* Aim of the task
Pick every line with "Публичные" from the material below.

* Stored items
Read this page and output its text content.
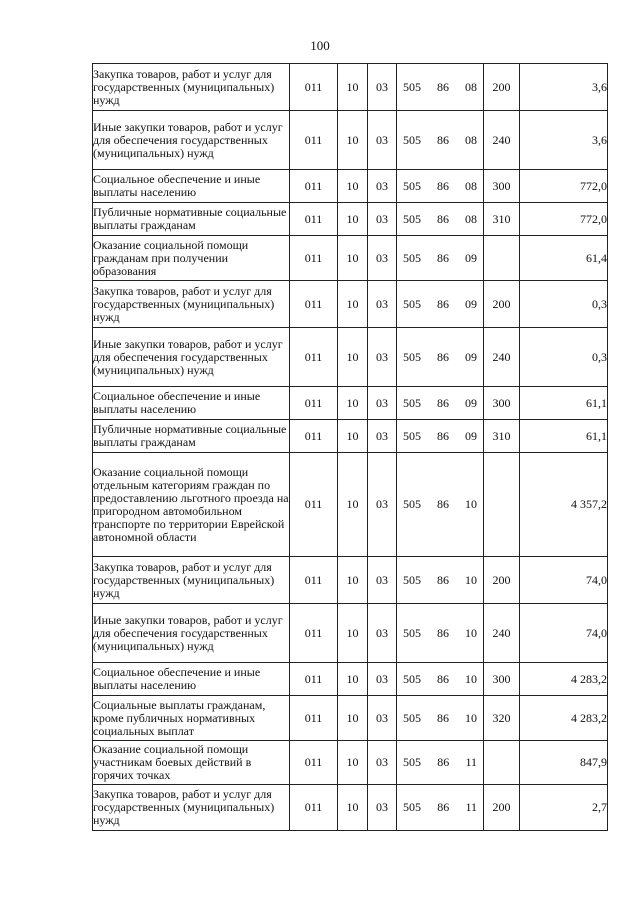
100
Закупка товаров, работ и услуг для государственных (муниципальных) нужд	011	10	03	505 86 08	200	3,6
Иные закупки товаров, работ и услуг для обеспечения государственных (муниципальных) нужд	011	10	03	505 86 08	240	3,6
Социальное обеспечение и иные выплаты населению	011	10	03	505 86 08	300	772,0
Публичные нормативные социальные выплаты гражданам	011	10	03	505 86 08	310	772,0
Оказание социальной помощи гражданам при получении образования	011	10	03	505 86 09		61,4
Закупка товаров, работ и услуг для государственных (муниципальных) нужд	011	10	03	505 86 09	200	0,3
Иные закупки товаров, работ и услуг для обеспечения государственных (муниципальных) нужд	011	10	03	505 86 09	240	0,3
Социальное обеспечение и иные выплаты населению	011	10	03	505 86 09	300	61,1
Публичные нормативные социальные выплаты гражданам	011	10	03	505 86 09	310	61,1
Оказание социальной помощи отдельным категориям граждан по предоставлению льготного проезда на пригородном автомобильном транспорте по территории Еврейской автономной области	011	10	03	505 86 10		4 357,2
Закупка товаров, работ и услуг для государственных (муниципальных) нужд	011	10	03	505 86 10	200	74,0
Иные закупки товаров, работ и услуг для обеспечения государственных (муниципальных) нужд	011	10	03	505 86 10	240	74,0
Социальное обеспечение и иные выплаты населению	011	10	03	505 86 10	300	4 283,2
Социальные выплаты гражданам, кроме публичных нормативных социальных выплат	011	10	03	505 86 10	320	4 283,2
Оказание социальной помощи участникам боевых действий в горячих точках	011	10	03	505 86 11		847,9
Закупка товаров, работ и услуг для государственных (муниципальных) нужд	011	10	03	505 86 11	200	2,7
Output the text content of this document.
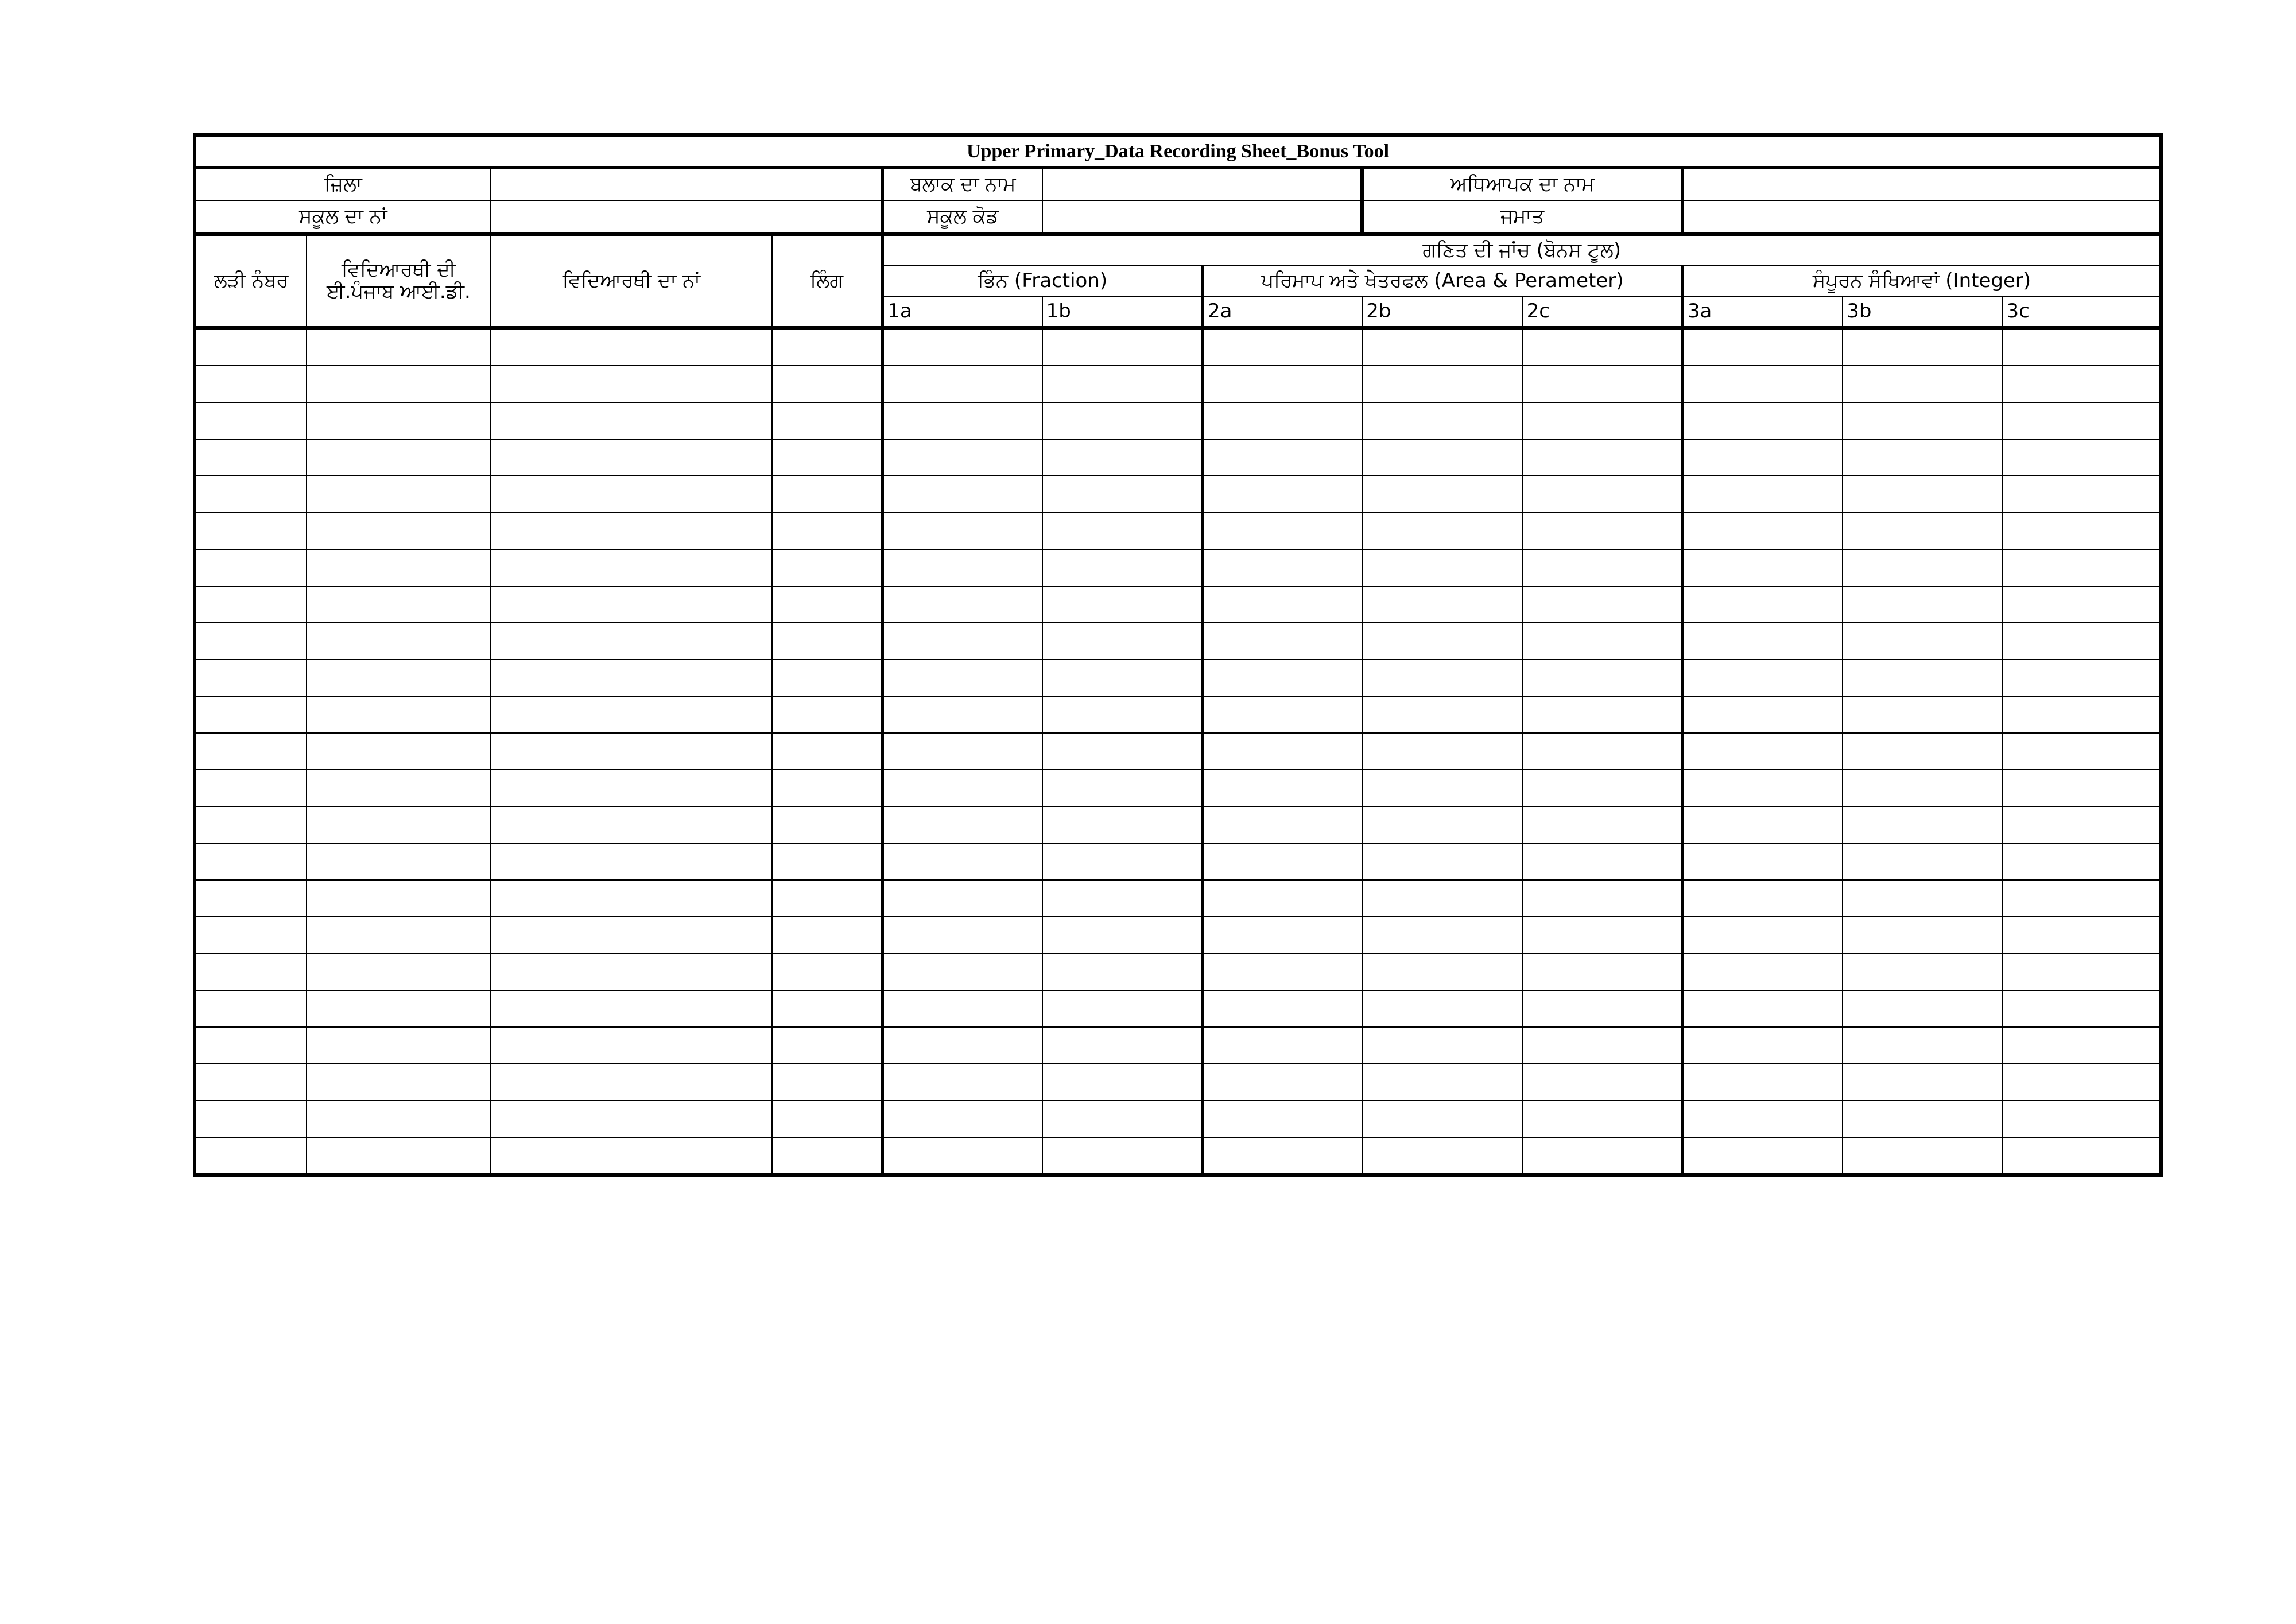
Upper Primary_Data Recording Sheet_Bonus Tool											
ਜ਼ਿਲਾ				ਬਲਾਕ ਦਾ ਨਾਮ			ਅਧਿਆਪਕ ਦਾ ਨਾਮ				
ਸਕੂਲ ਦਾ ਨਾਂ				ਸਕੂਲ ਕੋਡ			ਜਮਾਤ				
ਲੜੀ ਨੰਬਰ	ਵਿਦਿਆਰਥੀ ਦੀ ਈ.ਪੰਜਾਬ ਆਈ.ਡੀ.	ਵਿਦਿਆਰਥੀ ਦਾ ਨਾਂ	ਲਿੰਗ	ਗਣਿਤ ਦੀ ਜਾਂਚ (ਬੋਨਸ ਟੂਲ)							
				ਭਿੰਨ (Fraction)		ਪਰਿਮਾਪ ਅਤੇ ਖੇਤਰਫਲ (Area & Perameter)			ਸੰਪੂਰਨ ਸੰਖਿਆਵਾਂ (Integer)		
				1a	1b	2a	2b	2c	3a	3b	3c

* Result of this exercise
Публичные нормативные социальные выплаты гражданам	011	10	03	505 86 08	310	772,0
Публичные нормативные социальные выплаты гражданам	011	10	03	505 86 09	310	61,1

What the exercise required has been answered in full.